## [WHAT IS ASKED]
Please reproduce the data below, swapping every "LAUTZ" for "Lautz" and leaving everything else unchanged. Omit the pictures.
___ SOURCE RECORDS ___
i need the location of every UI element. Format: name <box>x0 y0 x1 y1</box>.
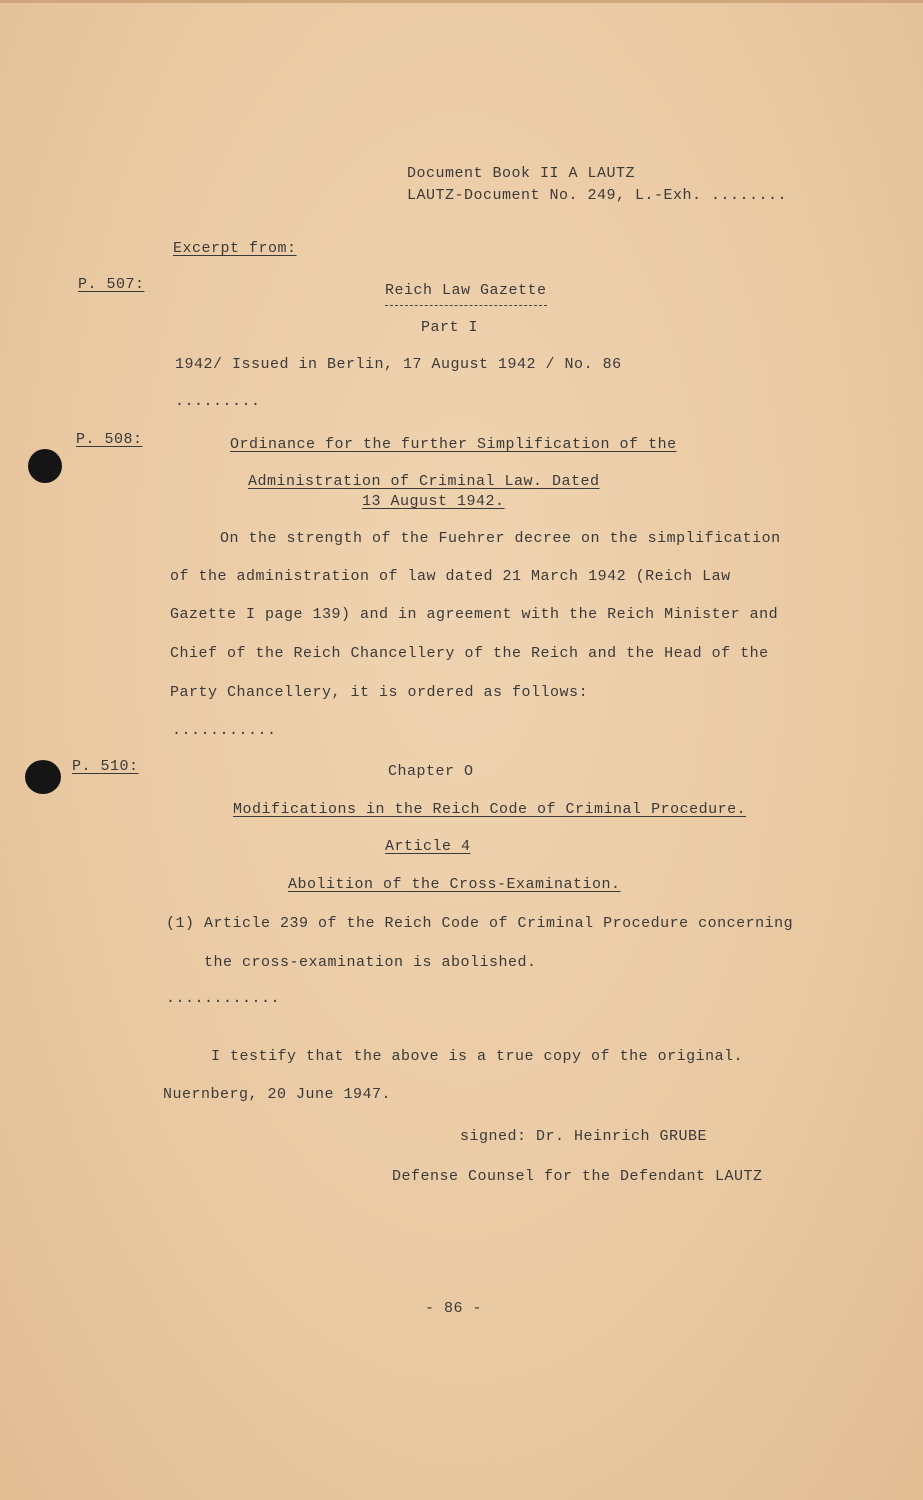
ellipsis-3: ............ <box>166 990 281 1007</box>
punch-hole-bottom <box>25 760 61 794</box>
header-line-2: LAUTZ-Document No. 249, L.-Exh. ........ <box>407 187 788 204</box>
chapter-title: Chapter O <box>388 763 474 780</box>
ordinance-body-line-1: On the strength of the Fuehrer decree on the simplification <box>220 530 781 547</box>
ordinance-title-1: Ordinance for the further Simplification of the <box>230 436 677 453</box>
gazette-part: Part I <box>421 319 479 336</box>
article-number: Article 4 <box>385 838 471 855</box>
chapter-subtitle: Modifications in the Reich Code of Criminal Procedure. <box>233 801 747 818</box>
gazette-divider <box>385 305 547 306</box>
page-number: - 86 - <box>425 1300 483 1317</box>
excerpt-label: Excerpt from: <box>173 240 297 257</box>
punch-hole-top <box>28 449 62 483</box>
ordinance-title-3: 13 August 1942. <box>362 493 505 510</box>
gazette-issue: 1942/ Issued in Berlin, 17 August 1942 / No. 86 <box>175 356 622 373</box>
page-ref-508: P. 508: <box>76 431 143 448</box>
paragraph-1-line-2: the cross-examination is abolished. <box>204 954 537 971</box>
paragraph-1-line-1: (1) Article 239 of the Reich Code of Criminal Procedure concerning <box>166 915 794 932</box>
ordinance-body-line-5: Party Chancellery, it is ordered as follows: <box>170 684 589 701</box>
gazette-title: Reich Law Gazette <box>385 282 547 299</box>
ellipsis-2: ........... <box>172 722 277 739</box>
certification-place-date: Nuernberg, 20 June 1947. <box>163 1086 392 1103</box>
signature-line: signed: Dr. Heinrich GRUBE <box>460 1128 708 1145</box>
ordinance-title-2: Administration of Criminal Law. Dated <box>248 473 600 490</box>
ordinance-body-line-4: Chief of the Reich Chancellery of the Reich and the Head of the <box>170 645 769 662</box>
certification-statement: I testify that the above is a true copy of the original. <box>211 1048 744 1065</box>
top-edge <box>0 0 923 3</box>
ordinance-body-line-2: of the administration of law dated 21 March 1942 (Reich Law <box>170 568 731 585</box>
page-ref-510: P. 510: <box>72 758 139 775</box>
ellipsis-1: ......... <box>175 393 261 410</box>
ordinance-body-line-3: Gazette I page 139) and in agreement with the Reich Minister and <box>170 606 779 623</box>
header-line-1: Document Book II A LAUTZ <box>407 165 636 182</box>
signatory-role: Defense Counsel for the Defendant LAUTZ <box>392 1168 763 1185</box>
page-ref-507: P. 507: <box>78 276 145 293</box>
article-title: Abolition of the Cross-Examination. <box>288 876 621 893</box>
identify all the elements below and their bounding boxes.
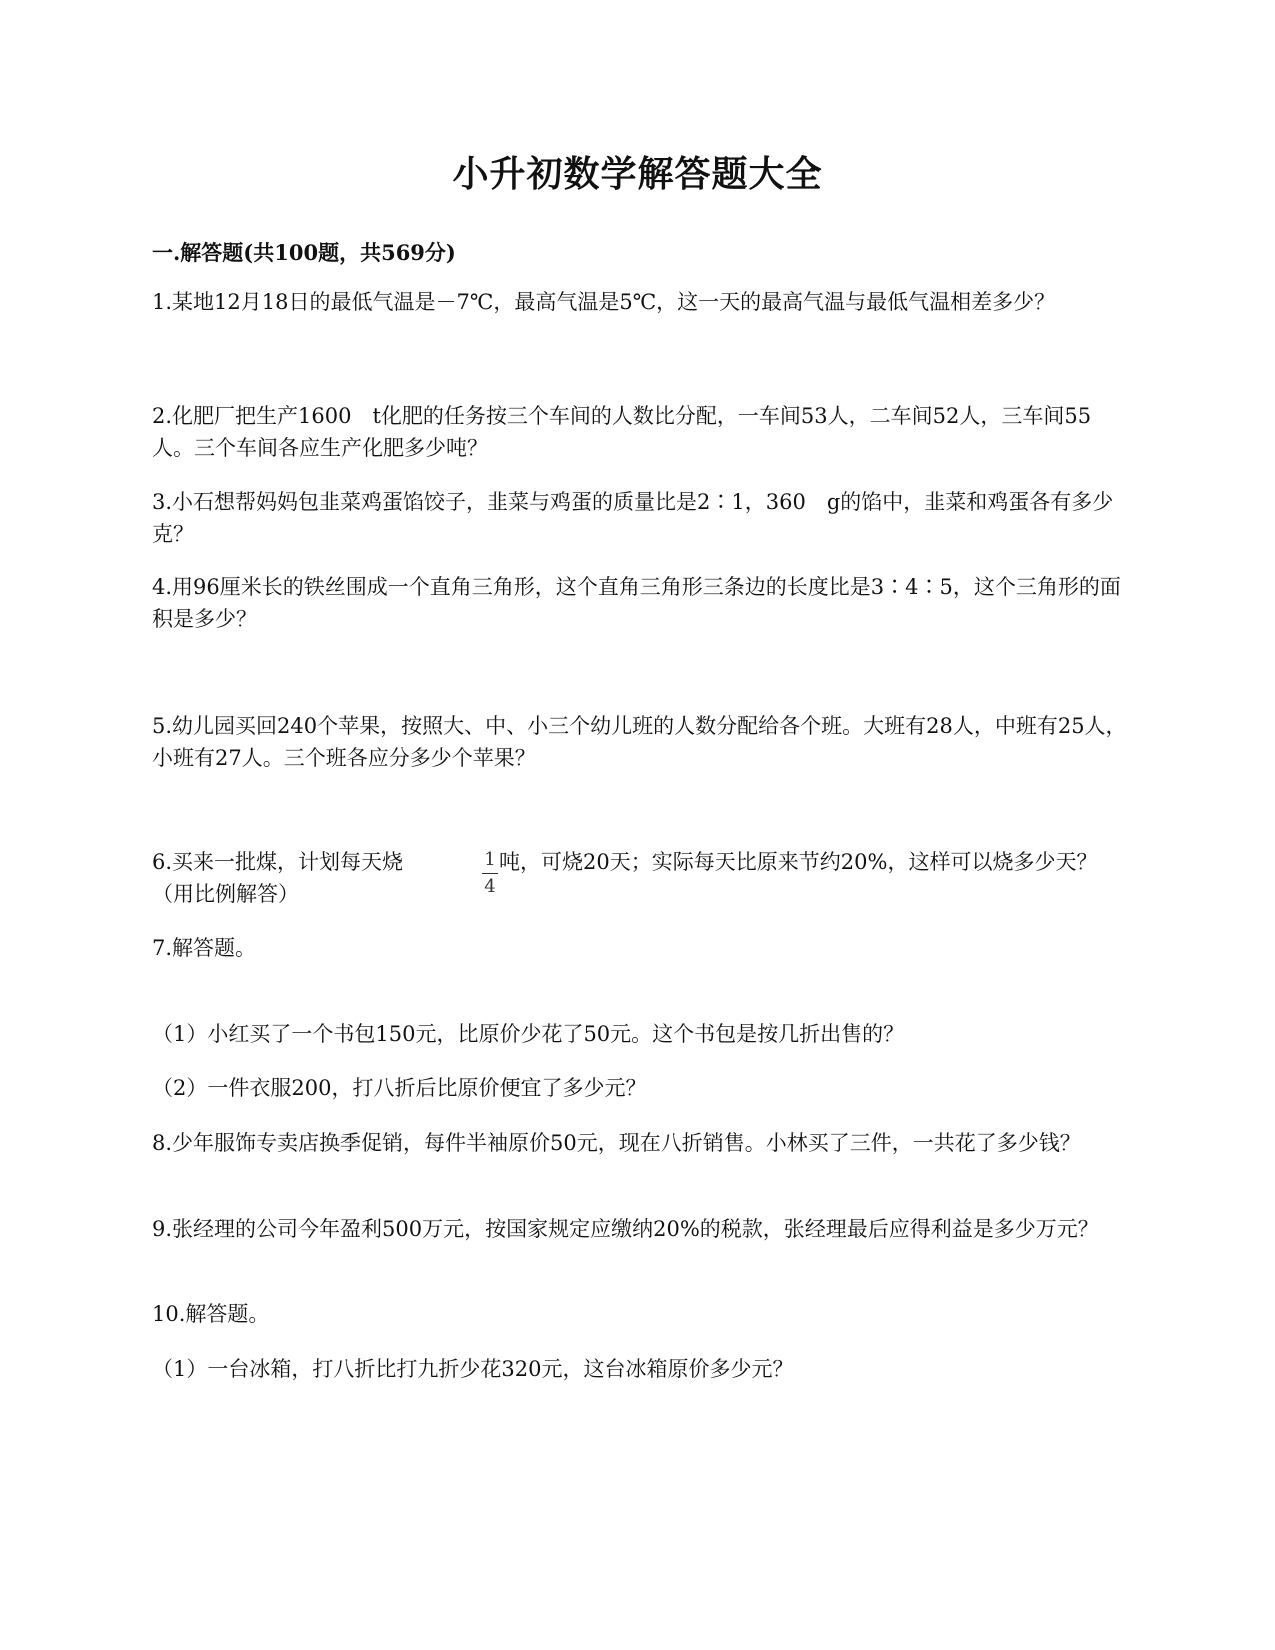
___
## [RESPONSE TO THE TASK]
i need the location of every UI element. Format: name <box>x0 y0 x1 y1</box>.
ellipsis-3: ............ <box>166 990 281 1007</box>
punch-hole-bottom <box>25 760 61 794</box>
header-line-2: Lautz-Document No. 249, L.-Exh. ........ <box>407 187 788 204</box>
chapter-title: Chapter O <box>388 763 474 780</box>
ordinance-body-line-1: On the strength of the Fuehrer decree on the simplification <box>220 530 781 547</box>
ordinance-title-1: Ordinance for the further Simplification of the <box>230 436 677 453</box>
gazette-part: Part I <box>421 319 479 336</box>
article-number: Article 4 <box>385 838 471 855</box>
chapter-subtitle: Modifications in the Reich Code of Criminal Procedure. <box>233 801 747 818</box>
gazette-divider <box>385 305 547 306</box>
page-number: - 86 - <box>425 1300 483 1317</box>
excerpt-label: Excerpt from: <box>173 240 297 257</box>
punch-hole-top <box>28 449 62 483</box>
ordinance-title-3: 13 August 1942. <box>362 493 505 510</box>
gazette-issue: 1942/ Issued in Berlin, 17 August 1942 / No. 86 <box>175 356 622 373</box>
page-ref-508: P. 508: <box>76 431 143 448</box>
paragraph-1-line-2: the cross-examination is abolished. <box>204 954 537 971</box>
paragraph-1-line-1: (1) Article 239 of the Reich Code of Criminal Procedure concerning <box>166 915 794 932</box>
ordinance-body-line-5: Party Chancellery, it is ordered as follows: <box>170 684 589 701</box>
gazette-title: Reich Law Gazette <box>385 282 547 299</box>
ellipsis-2: ........... <box>172 722 277 739</box>
certification-place-date: Nuernberg, 20 June 1947. <box>163 1086 392 1103</box>
signature-line: signed: Dr. Heinrich GRUBE <box>460 1128 708 1145</box>
ordinance-title-2: Administration of Criminal Law. Dated <box>248 473 600 490</box>
ordinance-body-line-4: Chief of the Reich Chancellery of the Reich and the Head of the <box>170 645 769 662</box>
certification-statement: I testify that the above is a true copy of the original. <box>211 1048 744 1065</box>
top-edge <box>0 0 923 3</box>
ordinance-body-line-2: of the administration of law dated 21 March 1942 (Reich Law <box>170 568 731 585</box>
page-ref-510: P. 510: <box>72 758 139 775</box>
ellipsis-1: ......... <box>175 393 261 410</box>
ordinance-body-line-3: Gazette I page 139) and in agreement with the Reich Minister and <box>170 606 779 623</box>
header-line-1: Document Book II A Lautz <box>407 165 636 182</box>
signatory-role: Defense Counsel for the Defendant Lautz <box>392 1168 763 1185</box>
page-ref-507: P. 507: <box>78 276 145 293</box>
article-title: Abolition of the Cross-Examination. <box>288 876 621 893</box>
identify all the elements below and their bounding boxes.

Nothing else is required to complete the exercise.